**What the task asks**
Where a line holds the string "page", return that line.

**Collected data**
■ ■ ■
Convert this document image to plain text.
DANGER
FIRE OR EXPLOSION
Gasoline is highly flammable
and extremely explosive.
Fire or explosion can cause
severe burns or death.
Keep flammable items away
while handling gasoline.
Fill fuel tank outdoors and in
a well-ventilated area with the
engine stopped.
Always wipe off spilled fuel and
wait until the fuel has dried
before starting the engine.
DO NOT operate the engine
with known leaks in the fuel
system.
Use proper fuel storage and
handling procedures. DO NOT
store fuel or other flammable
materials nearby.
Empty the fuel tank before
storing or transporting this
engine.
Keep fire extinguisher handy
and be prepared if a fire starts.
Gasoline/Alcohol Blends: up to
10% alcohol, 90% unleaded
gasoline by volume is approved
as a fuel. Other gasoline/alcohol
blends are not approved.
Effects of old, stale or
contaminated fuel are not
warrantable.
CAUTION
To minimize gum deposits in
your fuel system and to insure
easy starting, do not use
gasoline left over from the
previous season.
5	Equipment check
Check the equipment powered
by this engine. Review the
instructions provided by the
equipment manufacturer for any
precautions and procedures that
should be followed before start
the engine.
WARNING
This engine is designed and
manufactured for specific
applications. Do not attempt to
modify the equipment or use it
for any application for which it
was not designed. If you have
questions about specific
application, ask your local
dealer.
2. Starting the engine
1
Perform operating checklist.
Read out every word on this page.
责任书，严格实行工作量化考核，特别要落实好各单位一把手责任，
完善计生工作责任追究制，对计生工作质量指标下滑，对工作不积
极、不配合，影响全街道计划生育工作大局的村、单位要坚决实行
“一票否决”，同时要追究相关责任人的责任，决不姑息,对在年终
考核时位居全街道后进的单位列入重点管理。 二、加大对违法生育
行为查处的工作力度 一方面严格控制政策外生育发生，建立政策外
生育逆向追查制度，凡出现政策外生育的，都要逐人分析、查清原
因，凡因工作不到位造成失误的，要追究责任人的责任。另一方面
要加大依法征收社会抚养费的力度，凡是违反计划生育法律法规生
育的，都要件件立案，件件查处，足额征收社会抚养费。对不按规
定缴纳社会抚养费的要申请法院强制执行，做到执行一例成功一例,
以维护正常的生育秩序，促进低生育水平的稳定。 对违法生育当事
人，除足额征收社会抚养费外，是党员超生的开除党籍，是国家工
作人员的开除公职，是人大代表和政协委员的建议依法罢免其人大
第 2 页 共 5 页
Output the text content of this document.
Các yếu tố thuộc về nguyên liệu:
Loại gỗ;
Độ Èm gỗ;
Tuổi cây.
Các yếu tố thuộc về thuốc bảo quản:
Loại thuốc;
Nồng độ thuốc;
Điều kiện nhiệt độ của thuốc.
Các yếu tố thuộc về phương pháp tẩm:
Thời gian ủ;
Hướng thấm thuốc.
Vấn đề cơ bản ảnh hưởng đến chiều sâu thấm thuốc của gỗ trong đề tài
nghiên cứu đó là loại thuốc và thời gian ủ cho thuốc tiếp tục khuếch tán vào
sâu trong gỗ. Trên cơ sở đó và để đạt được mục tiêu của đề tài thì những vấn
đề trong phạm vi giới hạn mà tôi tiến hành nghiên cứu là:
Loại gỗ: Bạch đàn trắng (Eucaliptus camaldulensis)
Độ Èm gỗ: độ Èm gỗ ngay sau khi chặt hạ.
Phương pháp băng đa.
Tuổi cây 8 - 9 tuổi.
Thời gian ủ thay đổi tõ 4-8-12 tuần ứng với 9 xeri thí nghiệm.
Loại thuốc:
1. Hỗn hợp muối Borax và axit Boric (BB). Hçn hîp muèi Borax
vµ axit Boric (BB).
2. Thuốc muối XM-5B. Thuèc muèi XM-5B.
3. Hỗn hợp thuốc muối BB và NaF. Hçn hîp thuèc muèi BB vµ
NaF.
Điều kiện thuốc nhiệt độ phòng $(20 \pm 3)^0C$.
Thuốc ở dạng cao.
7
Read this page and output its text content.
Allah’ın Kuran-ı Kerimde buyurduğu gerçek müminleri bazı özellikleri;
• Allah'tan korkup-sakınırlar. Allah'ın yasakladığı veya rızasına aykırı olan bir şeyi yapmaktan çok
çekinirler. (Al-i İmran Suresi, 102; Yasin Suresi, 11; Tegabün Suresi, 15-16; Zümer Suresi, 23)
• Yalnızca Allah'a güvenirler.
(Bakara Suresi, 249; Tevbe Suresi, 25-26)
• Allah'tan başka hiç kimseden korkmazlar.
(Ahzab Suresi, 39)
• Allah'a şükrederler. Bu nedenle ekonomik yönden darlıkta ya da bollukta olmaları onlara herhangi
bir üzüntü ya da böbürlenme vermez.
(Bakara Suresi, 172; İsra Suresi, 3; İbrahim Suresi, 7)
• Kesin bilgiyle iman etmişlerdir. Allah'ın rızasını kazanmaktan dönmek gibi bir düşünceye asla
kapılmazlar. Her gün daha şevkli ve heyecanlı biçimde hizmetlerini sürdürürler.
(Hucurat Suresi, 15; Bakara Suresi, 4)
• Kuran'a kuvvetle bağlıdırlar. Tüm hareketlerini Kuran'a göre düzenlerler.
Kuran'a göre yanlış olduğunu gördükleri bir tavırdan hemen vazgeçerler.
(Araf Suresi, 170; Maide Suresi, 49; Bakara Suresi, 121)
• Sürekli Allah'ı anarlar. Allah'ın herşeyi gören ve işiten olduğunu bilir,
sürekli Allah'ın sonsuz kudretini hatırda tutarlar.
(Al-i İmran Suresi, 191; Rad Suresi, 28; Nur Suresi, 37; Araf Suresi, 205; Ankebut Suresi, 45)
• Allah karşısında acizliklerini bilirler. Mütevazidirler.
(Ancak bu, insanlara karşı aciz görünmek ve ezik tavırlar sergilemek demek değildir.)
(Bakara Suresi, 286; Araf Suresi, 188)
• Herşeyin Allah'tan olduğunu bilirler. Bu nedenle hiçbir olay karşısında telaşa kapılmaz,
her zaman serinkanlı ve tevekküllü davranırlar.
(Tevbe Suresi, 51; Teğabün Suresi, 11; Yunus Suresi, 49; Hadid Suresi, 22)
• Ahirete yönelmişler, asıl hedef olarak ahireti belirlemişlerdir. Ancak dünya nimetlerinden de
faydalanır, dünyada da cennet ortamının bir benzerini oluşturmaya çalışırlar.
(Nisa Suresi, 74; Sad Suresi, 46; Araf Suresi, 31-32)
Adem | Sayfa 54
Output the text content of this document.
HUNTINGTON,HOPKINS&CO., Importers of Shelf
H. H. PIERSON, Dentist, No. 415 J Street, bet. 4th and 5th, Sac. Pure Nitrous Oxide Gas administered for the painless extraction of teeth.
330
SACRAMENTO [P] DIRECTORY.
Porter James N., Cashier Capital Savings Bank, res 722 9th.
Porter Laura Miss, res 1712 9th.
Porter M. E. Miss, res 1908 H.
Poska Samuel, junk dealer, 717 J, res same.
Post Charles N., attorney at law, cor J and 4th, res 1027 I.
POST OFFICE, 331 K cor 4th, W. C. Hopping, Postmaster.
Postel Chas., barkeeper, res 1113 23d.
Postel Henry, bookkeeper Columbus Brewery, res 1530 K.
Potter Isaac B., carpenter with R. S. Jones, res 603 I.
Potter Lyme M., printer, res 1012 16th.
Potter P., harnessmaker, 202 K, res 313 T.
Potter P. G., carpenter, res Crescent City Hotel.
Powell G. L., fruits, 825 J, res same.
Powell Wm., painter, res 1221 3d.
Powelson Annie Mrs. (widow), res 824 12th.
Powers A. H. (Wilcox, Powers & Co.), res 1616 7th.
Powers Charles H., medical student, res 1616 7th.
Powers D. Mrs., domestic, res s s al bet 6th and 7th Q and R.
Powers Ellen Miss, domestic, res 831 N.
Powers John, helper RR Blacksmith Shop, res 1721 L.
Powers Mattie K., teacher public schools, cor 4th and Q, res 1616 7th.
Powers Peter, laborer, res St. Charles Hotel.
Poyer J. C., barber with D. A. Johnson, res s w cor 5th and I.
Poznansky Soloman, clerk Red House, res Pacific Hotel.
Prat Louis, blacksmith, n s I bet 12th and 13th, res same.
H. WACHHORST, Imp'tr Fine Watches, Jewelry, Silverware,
■ ■ ■
**Correct result**
Read out every word on this page.
Read this page and output its text content.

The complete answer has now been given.